### SUPPLIED RECORDS

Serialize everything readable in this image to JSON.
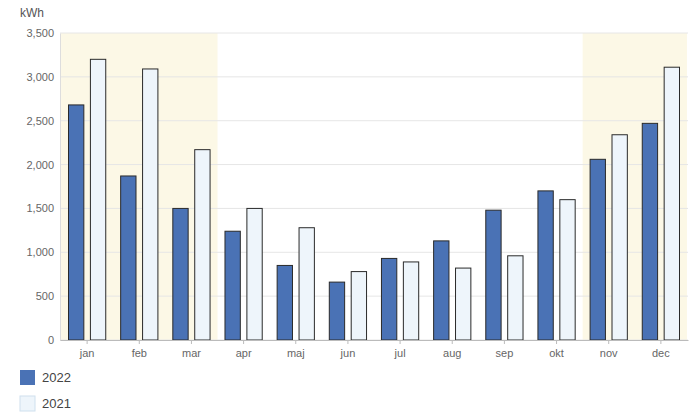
{
  "chart_data": {
    "type": "bar",
    "y_label": "kWh",
    "categories": [
      "jan",
      "feb",
      "mar",
      "apr",
      "maj",
      "jun",
      "jul",
      "aug",
      "sep",
      "okt",
      "nov",
      "dec"
    ],
    "series": [
      {
        "name": "2022",
        "color": "#4a72b5",
        "values": [
          2680,
          1870,
          1500,
          1240,
          850,
          660,
          930,
          1130,
          1480,
          1700,
          2060,
          2470
        ]
      },
      {
        "name": "2021",
        "color": "#eef5fb",
        "values": [
          3200,
          3090,
          2170,
          1500,
          1280,
          780,
          890,
          820,
          960,
          1600,
          2340,
          3110
        ]
      }
    ],
    "ylim": [
      0,
      3500
    ],
    "yticks": [
      0,
      500,
      {
        "value": 1000,
        "label": "1,000"
      },
      {
        "value": 1500,
        "label": "1,500"
      },
      {
        "value": 2000,
        "label": "2,000"
      },
      {
        "value": 2500,
        "label": "2,500"
      },
      {
        "value": 3000,
        "label": "3,000"
      },
      {
        "value": 3500,
        "label": "3,500"
      }
    ],
    "grid": true,
    "legend": "bottom-left"
  }
}
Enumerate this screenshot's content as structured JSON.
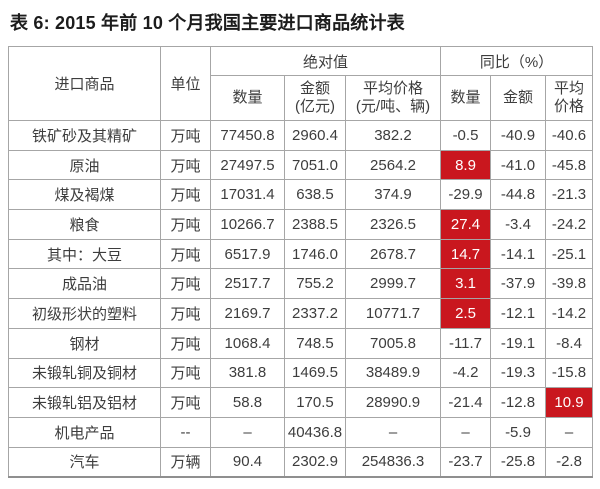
{
  "title": "表 6: 2015 年前 10 个月我国主要进口商品统计表",
  "colors": {
    "highlight_bg": "#c9171e",
    "highlight_text": "#ffffff",
    "text": "#3d3d3d",
    "border": "#a6a6a6"
  },
  "table": {
    "header": {
      "commodity": "进口商品",
      "unit": "单位",
      "absolute_group": "绝对值",
      "yoy_group": "同比（%）",
      "abs_quantity": "数量",
      "abs_amount": "金额\n(亿元)",
      "abs_avg_price": "平均价格\n(元/吨、辆)",
      "yoy_quantity": "数量",
      "yoy_amount": "金额",
      "yoy_avg_price": "平均\n价格"
    },
    "rows": [
      {
        "cells": [
          "铁矿砂及其精矿",
          "万吨",
          "77450.8",
          "2960.4",
          "382.2",
          "-0.5",
          "-40.9",
          "-40.6"
        ],
        "highlight": -1
      },
      {
        "cells": [
          "原油",
          "万吨",
          "27497.5",
          "7051.0",
          "2564.2",
          "8.9",
          "-41.0",
          "-45.8"
        ],
        "highlight": 5
      },
      {
        "cells": [
          "煤及褐煤",
          "万吨",
          "17031.4",
          "638.5",
          "374.9",
          "-29.9",
          "-44.8",
          "-21.3"
        ],
        "highlight": -1
      },
      {
        "cells": [
          "粮食",
          "万吨",
          "10266.7",
          "2388.5",
          "2326.5",
          "27.4",
          "-3.4",
          "-24.2"
        ],
        "highlight": 5
      },
      {
        "cells": [
          "其中：大豆",
          "万吨",
          "6517.9",
          "1746.0",
          "2678.7",
          "14.7",
          "-14.1",
          "-25.1"
        ],
        "highlight": 5
      },
      {
        "cells": [
          "成品油",
          "万吨",
          "2517.7",
          "755.2",
          "2999.7",
          "3.1",
          "-37.9",
          "-39.8"
        ],
        "highlight": 5
      },
      {
        "cells": [
          "初级形状的塑料",
          "万吨",
          "2169.7",
          "2337.2",
          "10771.7",
          "2.5",
          "-12.1",
          "-14.2"
        ],
        "highlight": 5
      },
      {
        "cells": [
          "钢材",
          "万吨",
          "1068.4",
          "748.5",
          "7005.8",
          "-11.7",
          "-19.1",
          "-8.4"
        ],
        "highlight": -1
      },
      {
        "cells": [
          "未锻轧铜及铜材",
          "万吨",
          "381.8",
          "1469.5",
          "38489.9",
          "-4.2",
          "-19.3",
          "-15.8"
        ],
        "highlight": -1
      },
      {
        "cells": [
          "未锻轧铝及铝材",
          "万吨",
          "58.8",
          "170.5",
          "28990.9",
          "-21.4",
          "-12.8",
          "10.9"
        ],
        "highlight": 7
      },
      {
        "cells": [
          "机电产品",
          "--",
          "–",
          "40436.8",
          "–",
          "–",
          "-5.9",
          "–"
        ],
        "highlight": -1
      },
      {
        "cells": [
          "汽车",
          "万辆",
          "90.4",
          "2302.9",
          "254836.3",
          "-23.7",
          "-25.8",
          "-2.8"
        ],
        "highlight": -1
      }
    ]
  }
}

######

### TASK STATEMENT
Your copy of the data should match it exactly, except that pictures are left out.

### CORRECT OUTPUT
Serialize everything readable in this image to JSON.
{
  "chart_data": {
    "type": "bar",
    "y_label": "kWh",
    "categories": [
      "jan",
      "feb",
      "mar",
      "apr",
      "maj",
      "jun",
      "jul",
      "aug",
      "sep",
      "okt",
      "nov",
      "dec"
    ],
    "series": [
      {
        "name": "2022",
        "color": "#4a72b5",
        "values": [
          2680,
          1870,
          1500,
          1240,
          850,
          660,
          930,
          1130,
          1480,
          1700,
          2060,
          2470
        ]
      },
      {
        "name": "2021",
        "color": "#eef5fb",
        "values": [
          3200,
          3090,
          2170,
          1500,
          1280,
          780,
          890,
          820,
          960,
          1600,
          2340,
          3110
        ]
      }
    ],
    "ylim": [
      0,
      3500
    ],
    "yticks": [
      0,
      500,
      {
        "value": 1000,
        "label": "1,000"
      },
      {
        "value": 1500,
        "label": "1,500"
      },
      {
        "value": 2000,
        "label": "2,000"
      },
      {
        "value": 2500,
        "label": "2,500"
      },
      {
        "value": 3000,
        "label": "3,000"
      },
      {
        "value": 3500,
        "label": "3,500"
      }
    ],
    "grid": true,
    "legend": "bottom-left"
  }
}
Enumerate this screenshot's content as structured JSON.
{
  "title": "表 6: 2015 年前 10 个月我国主要进口商品统计表",
  "colors": {
    "highlight_bg": "#c9171e",
    "highlight_text": "#ffffff",
    "text": "#3d3d3d",
    "border": "#a6a6a6"
  },
  "table": {
    "header": {
      "commodity": "进口商品",
      "unit": "单位",
      "absolute_group": "绝对值",
      "yoy_group": "同比（%）",
      "abs_quantity": "数量",
      "abs_amount": "金额\n(亿元)",
      "abs_avg_price": "平均价格\n(元/吨、辆)",
      "yoy_quantity": "数量",
      "yoy_amount": "金额",
      "yoy_avg_price": "平均\n价格"
    },
    "rows": [
      {
        "cells": [
          "铁矿砂及其精矿",
          "万吨",
          "77450.8",
          "2960.4",
          "382.2",
          "-0.5",
          "-40.9",
          "-40.6"
        ],
        "highlight": -1
      },
      {
        "cells": [
          "原油",
          "万吨",
          "27497.5",
          "7051.0",
          "2564.2",
          "8.9",
          "-41.0",
          "-45.8"
        ],
        "highlight": 5
      },
      {
        "cells": [
          "煤及褐煤",
          "万吨",
          "17031.4",
          "638.5",
          "374.9",
          "-29.9",
          "-44.8",
          "-21.3"
        ],
        "highlight": -1
      },
      {
        "cells": [
          "粮食",
          "万吨",
          "10266.7",
          "2388.5",
          "2326.5",
          "27.4",
          "-3.4",
          "-24.2"
        ],
        "highlight": 5
      },
      {
        "cells": [
          "其中：大豆",
          "万吨",
          "6517.9",
          "1746.0",
          "2678.7",
          "14.7",
          "-14.1",
          "-25.1"
        ],
        "highlight": 5
      },
      {
        "cells": [
          "成品油",
          "万吨",
          "2517.7",
          "755.2",
          "2999.7",
          "3.1",
          "-37.9",
          "-39.8"
        ],
        "highlight": 5
      },
      {
        "cells": [
          "初级形状的塑料",
          "万吨",
          "2169.7",
          "2337.2",
          "10771.7",
          "2.5",
          "-12.1",
          "-14.2"
        ],
        "highlight": 5
      },
      {
        "cells": [
          "钢材",
          "万吨",
          "1068.4",
          "748.5",
          "7005.8",
          "-11.7",
          "-19.1",
          "-8.4"
        ],
        "highlight": -1
      },
      {
        "cells": [
          "未锻轧铜及铜材",
          "万吨",
          "381.8",
          "1469.5",
          "38489.9",
          "-4.2",
          "-19.3",
          "-15.8"
        ],
        "highlight": -1
      },
      {
        "cells": [
          "未锻轧铝及铝材",
          "万吨",
          "58.8",
          "170.5",
          "28990.9",
          "-21.4",
          "-12.8",
          "10.9"
        ],
        "highlight": 7
      },
      {
        "cells": [
          "机电产品",
          "--",
          "–",
          "40436.8",
          "–",
          "–",
          "-5.9",
          "–"
        ],
        "highlight": -1
      },
      {
        "cells": [
          "汽车",
          "万辆",
          "90.4",
          "2302.9",
          "254836.3",
          "-23.7",
          "-25.8",
          "-2.8"
        ],
        "highlight": -1
      }
    ]
  }
}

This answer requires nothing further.